## WRITTEN REQUEST
Report only the number of lines in the records that contain the word "JSON".

[start]

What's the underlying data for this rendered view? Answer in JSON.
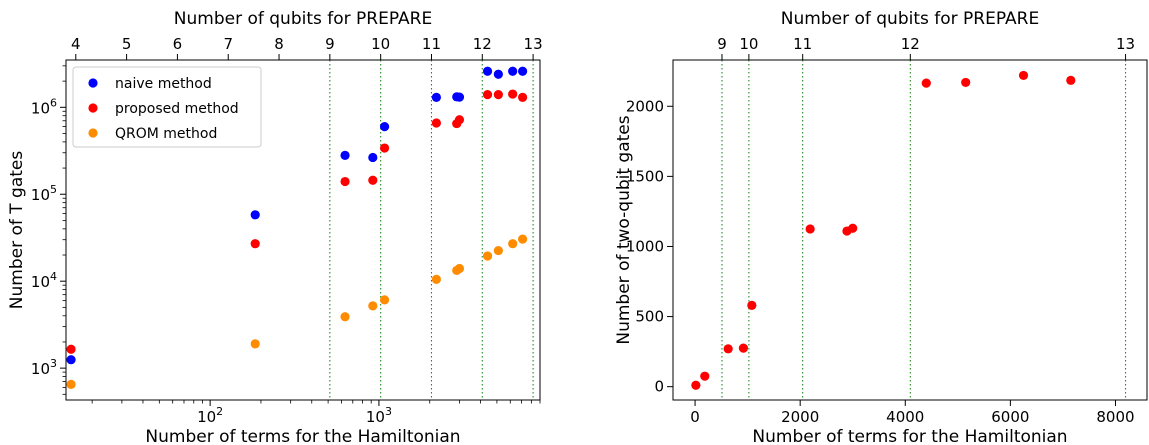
{
  "colors": {
    "naive": "#0000ff",
    "proposed": "#ff0000",
    "qrom": "#ff8c00",
    "vline": "#228b22"
  },
  "chart_data": [
    {
      "type": "scatter",
      "xscale": "log",
      "yscale": "log",
      "xlabel": "Number of terms for the Hamiltonian",
      "ylabel": "Number of T gates",
      "top_xlabel": "Number of qubits for PREPARE",
      "xlim": [
        14,
        9000
      ],
      "ylim": [
        430,
        3500000
      ],
      "x_ticks": [
        {
          "value": 100,
          "label": "10",
          "exp": "2"
        },
        {
          "value": 1000,
          "label": "10",
          "exp": "3"
        }
      ],
      "y_ticks": [
        {
          "value": 1000,
          "label": "10",
          "exp": "3"
        },
        {
          "value": 10000,
          "label": "10",
          "exp": "4"
        },
        {
          "value": 100000,
          "label": "10",
          "exp": "5"
        },
        {
          "value": 1000000,
          "label": "10",
          "exp": "6"
        }
      ],
      "top_ticks": [
        {
          "value": 16,
          "label": "4"
        },
        {
          "value": 32,
          "label": "5"
        },
        {
          "value": 64,
          "label": "6"
        },
        {
          "value": 128,
          "label": "7"
        },
        {
          "value": 256,
          "label": "8"
        },
        {
          "value": 512,
          "label": "9"
        },
        {
          "value": 1024,
          "label": "10"
        },
        {
          "value": 2048,
          "label": "11"
        },
        {
          "value": 4096,
          "label": "12"
        },
        {
          "value": 8192,
          "label": "13"
        }
      ],
      "vlines": [
        512,
        1024,
        2048,
        4096,
        8192
      ],
      "legend_position": "upper-left",
      "series": [
        {
          "name": "naive method",
          "color_key": "naive",
          "points": [
            [
              15,
              1250
            ],
            [
              185,
              58000
            ],
            [
              630,
              280000
            ],
            [
              920,
              265000
            ],
            [
              1080,
              600000
            ],
            [
              2190,
              1300000
            ],
            [
              2890,
              1320000
            ],
            [
              3000,
              1310000
            ],
            [
              4400,
              2600000
            ],
            [
              5100,
              2400000
            ],
            [
              6200,
              2600000
            ],
            [
              7100,
              2600000
            ]
          ]
        },
        {
          "name": "proposed method",
          "color_key": "proposed",
          "points": [
            [
              15,
              1650
            ],
            [
              185,
              27000
            ],
            [
              630,
              140000
            ],
            [
              920,
              145000
            ],
            [
              1080,
              340000
            ],
            [
              2190,
              660000
            ],
            [
              2890,
              650000
            ],
            [
              3000,
              720000
            ],
            [
              4400,
              1400000
            ],
            [
              5100,
              1400000
            ],
            [
              6200,
              1420000
            ],
            [
              7100,
              1300000
            ]
          ]
        },
        {
          "name": "QROM method",
          "color_key": "qrom",
          "points": [
            [
              15,
              650
            ],
            [
              185,
              1900
            ],
            [
              630,
              3900
            ],
            [
              920,
              5200
            ],
            [
              1080,
              6100
            ],
            [
              2190,
              10500
            ],
            [
              2890,
              13300
            ],
            [
              3000,
              14000
            ],
            [
              4400,
              19500
            ],
            [
              5100,
              22500
            ],
            [
              6200,
              27000
            ],
            [
              7100,
              30500
            ]
          ]
        }
      ]
    },
    {
      "type": "scatter",
      "xscale": "linear",
      "yscale": "linear",
      "xlabel": "Number of terms for the Hamiltonian",
      "ylabel": "Number of two-qubit gates",
      "top_xlabel": "Number of qubits for PREPARE",
      "xlim": [
        -420,
        8600
      ],
      "ylim": [
        -95,
        2330
      ],
      "x_ticks": [
        {
          "value": 0,
          "label": "0"
        },
        {
          "value": 2000,
          "label": "2000"
        },
        {
          "value": 4000,
          "label": "4000"
        },
        {
          "value": 6000,
          "label": "6000"
        },
        {
          "value": 8000,
          "label": "8000"
        }
      ],
      "y_ticks": [
        {
          "value": 0,
          "label": "0"
        },
        {
          "value": 500,
          "label": "500"
        },
        {
          "value": 1000,
          "label": "1000"
        },
        {
          "value": 1500,
          "label": "1500"
        },
        {
          "value": 2000,
          "label": "2000"
        }
      ],
      "top_ticks": [
        {
          "value": 512,
          "label": "9"
        },
        {
          "value": 1024,
          "label": "10"
        },
        {
          "value": 2048,
          "label": "11"
        },
        {
          "value": 4096,
          "label": "12"
        },
        {
          "value": 8192,
          "label": "13"
        }
      ],
      "vlines": [
        512,
        1024,
        2048,
        4096,
        8192
      ],
      "series": [
        {
          "color_key": "proposed",
          "points": [
            [
              15,
              10
            ],
            [
              185,
              75
            ],
            [
              630,
              270
            ],
            [
              920,
              275
            ],
            [
              1080,
              580
            ],
            [
              2190,
              1125
            ],
            [
              2890,
              1110
            ],
            [
              3000,
              1130
            ],
            [
              4400,
              2165
            ],
            [
              5150,
              2170
            ],
            [
              6250,
              2220
            ],
            [
              7150,
              2185
            ]
          ]
        }
      ]
    }
  ]
}
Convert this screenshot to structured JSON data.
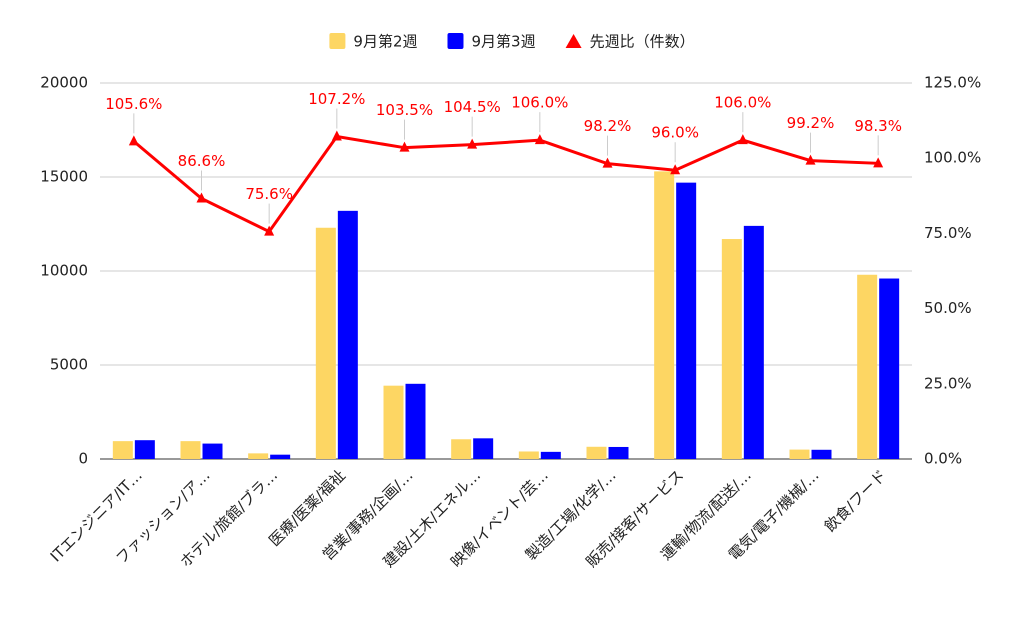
{
  "chart_data": {
    "type": "bar",
    "categories": [
      "ITエンジニア/IT…",
      "ファッション/ア…",
      "ホテル/旅館/ブラ…",
      "医療/医薬/福祉",
      "営業/事務/企画/…",
      "建設/土木/エネル…",
      "映像/イベント/芸…",
      "製造/工場/化学/…",
      "販売/接客/サービス",
      "運輸/物流/配送/…",
      "電気/電子/機械/…",
      "飲食/フード"
    ],
    "series": [
      {
        "name": "9月第2週",
        "type": "bar",
        "color": "#fdd663",
        "values": [
          950,
          950,
          300,
          12300,
          3900,
          1050,
          400,
          650,
          15300,
          11700,
          500,
          9800
        ]
      },
      {
        "name": "9月第3週",
        "type": "bar",
        "color": "#0000ff",
        "values": [
          1000,
          820,
          230,
          13200,
          4000,
          1100,
          380,
          640,
          14700,
          12400,
          490,
          9600
        ]
      },
      {
        "name": "先週比（件数）",
        "type": "line",
        "axis": "y2",
        "color": "#ff0000",
        "values": [
          105.6,
          86.6,
          75.6,
          107.2,
          103.5,
          104.5,
          106.0,
          98.2,
          96.0,
          106.0,
          99.2,
          98.3
        ],
        "value_labels": [
          "105.6%",
          "86.6%",
          "75.6%",
          "107.2%",
          "103.5%",
          "104.5%",
          "106.0%",
          "98.2%",
          "96.0%",
          "106.0%",
          "99.2%",
          "98.3%"
        ]
      }
    ],
    "ylim": [
      0,
      20000
    ],
    "yticks": [
      0,
      5000,
      10000,
      15000,
      20000
    ],
    "y2lim": [
      0,
      125
    ],
    "y2ticks": [
      {
        "value": 0,
        "label": "0.0%"
      },
      {
        "value": 25,
        "label": "25.0%"
      },
      {
        "value": 50,
        "label": "50.0%"
      },
      {
        "value": 75,
        "label": "75.0%"
      },
      {
        "value": 100,
        "label": "100.0%"
      },
      {
        "value": 125,
        "label": "125.0%"
      }
    ],
    "grid": true,
    "legend": "top"
  }
}
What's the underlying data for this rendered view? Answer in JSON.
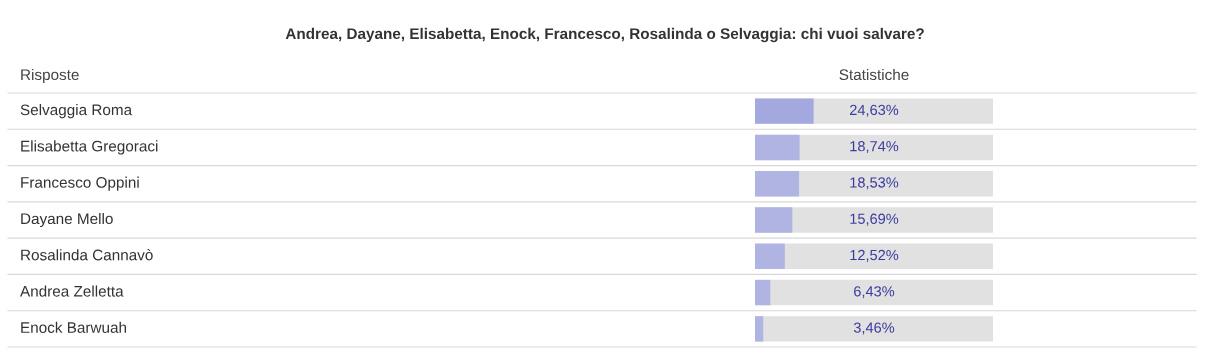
{
  "chart_data": {
    "type": "bar",
    "orientation": "horizontal",
    "title": "Andrea, Dayane, Elisabetta, Enock, Francesco, Rosalinda o Selvaggia: chi vuoi salvare?",
    "ylabel": "Risposte",
    "xlabel": "Statistiche",
    "categories": [
      "Selvaggia Roma",
      "Elisabetta Gregoraci",
      "Francesco Oppini",
      "Dayane Mello",
      "Rosalinda Cannavò",
      "Andrea Zelletta",
      "Enock Barwuah"
    ],
    "values": [
      24.63,
      18.74,
      18.53,
      15.69,
      12.52,
      6.43,
      3.46
    ],
    "value_labels": [
      "24,63%",
      "18,74%",
      "18,53%",
      "15,69%",
      "12,52%",
      "6,43%",
      "3,46%"
    ],
    "colors": [
      "#a3a8de",
      "#b0b4e3",
      "#b0b4e3",
      "#b0b4e3",
      "#b0b4e3",
      "#b0b4e3",
      "#b0b4e3"
    ],
    "xlim": [
      0,
      100
    ]
  }
}
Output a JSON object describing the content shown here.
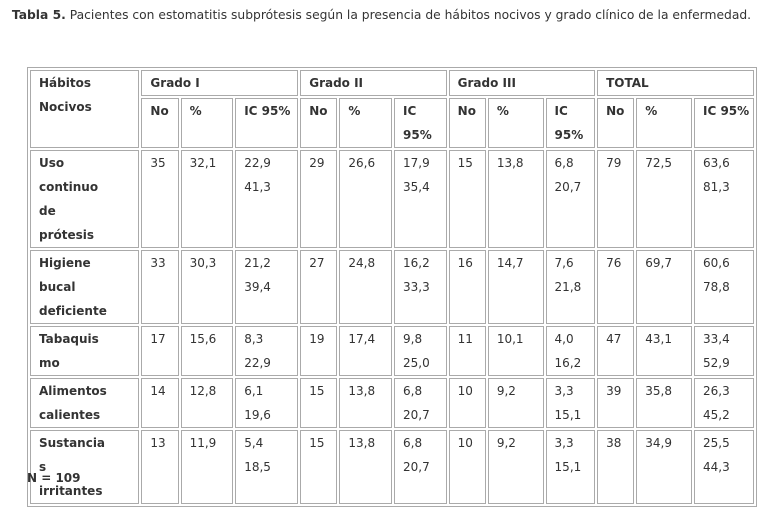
{
  "caption": {
    "label": "Tabla 5.",
    "text": "Pacientes con estomatitis subprótesis según la presencia de hábitos nocivos y grado clínico de la enfermedad."
  },
  "table": {
    "row_header": "Hábitos Nocivos",
    "groups": [
      "Grado I",
      "Grado II",
      "Grado III",
      "TOTAL"
    ],
    "subheaders": [
      "No",
      "%",
      "IC 95%"
    ],
    "rows": [
      {
        "label": "Uso continuo de prótesis",
        "groups": [
          {
            "no": "35",
            "pct": "32,1",
            "ic": [
              "22,9",
              "41,3"
            ]
          },
          {
            "no": "29",
            "pct": "26,6",
            "ic": [
              "17,9",
              "35,4"
            ]
          },
          {
            "no": "15",
            "pct": "13,8",
            "ic": [
              "6,8",
              "20,7"
            ]
          },
          {
            "no": "79",
            "pct": "72,5",
            "ic": [
              "63,6",
              "81,3"
            ]
          }
        ]
      },
      {
        "label": "Higiene bucal deficiente",
        "groups": [
          {
            "no": "33",
            "pct": "30,3",
            "ic": [
              "21,2",
              "39,4"
            ]
          },
          {
            "no": "27",
            "pct": "24,8",
            "ic": [
              "16,2",
              "33,3"
            ]
          },
          {
            "no": "16",
            "pct": "14,7",
            "ic": [
              "7,6",
              "21,8"
            ]
          },
          {
            "no": "76",
            "pct": "69,7",
            "ic": [
              "60,6",
              "78,8"
            ]
          }
        ]
      },
      {
        "label": "Tabaquismo",
        "groups": [
          {
            "no": "17",
            "pct": "15,6",
            "ic": [
              "8,3",
              "22,9"
            ]
          },
          {
            "no": "19",
            "pct": "17,4",
            "ic": [
              "9,8",
              "25,0"
            ]
          },
          {
            "no": "11",
            "pct": "10,1",
            "ic": [
              "4,0",
              "16,2"
            ]
          },
          {
            "no": "47",
            "pct": "43,1",
            "ic": [
              "33,4",
              "52,9"
            ]
          }
        ]
      },
      {
        "label": "Alimentos calientes",
        "groups": [
          {
            "no": "14",
            "pct": "12,8",
            "ic": [
              "6,1",
              "19,6"
            ]
          },
          {
            "no": "15",
            "pct": "13,8",
            "ic": [
              "6,8",
              "20,7"
            ]
          },
          {
            "no": "10",
            "pct": "9,2",
            "ic": [
              "3,3",
              "15,1"
            ]
          },
          {
            "no": "39",
            "pct": "35,8",
            "ic": [
              "26,3",
              "45,2"
            ]
          }
        ]
      },
      {
        "label": "Sustancias irritantes",
        "groups": [
          {
            "no": "13",
            "pct": "11,9",
            "ic": [
              "5,4",
              "18,5"
            ]
          },
          {
            "no": "15",
            "pct": "13,8",
            "ic": [
              "6,8",
              "20,7"
            ]
          },
          {
            "no": "10",
            "pct": "9,2",
            "ic": [
              "3,3",
              "15,1"
            ]
          },
          {
            "no": "38",
            "pct": "34,9",
            "ic": [
              "25,5",
              "44,3"
            ]
          }
        ]
      }
    ]
  },
  "note": "N = 109"
}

[end]

## PROBLEM SOLUTION
4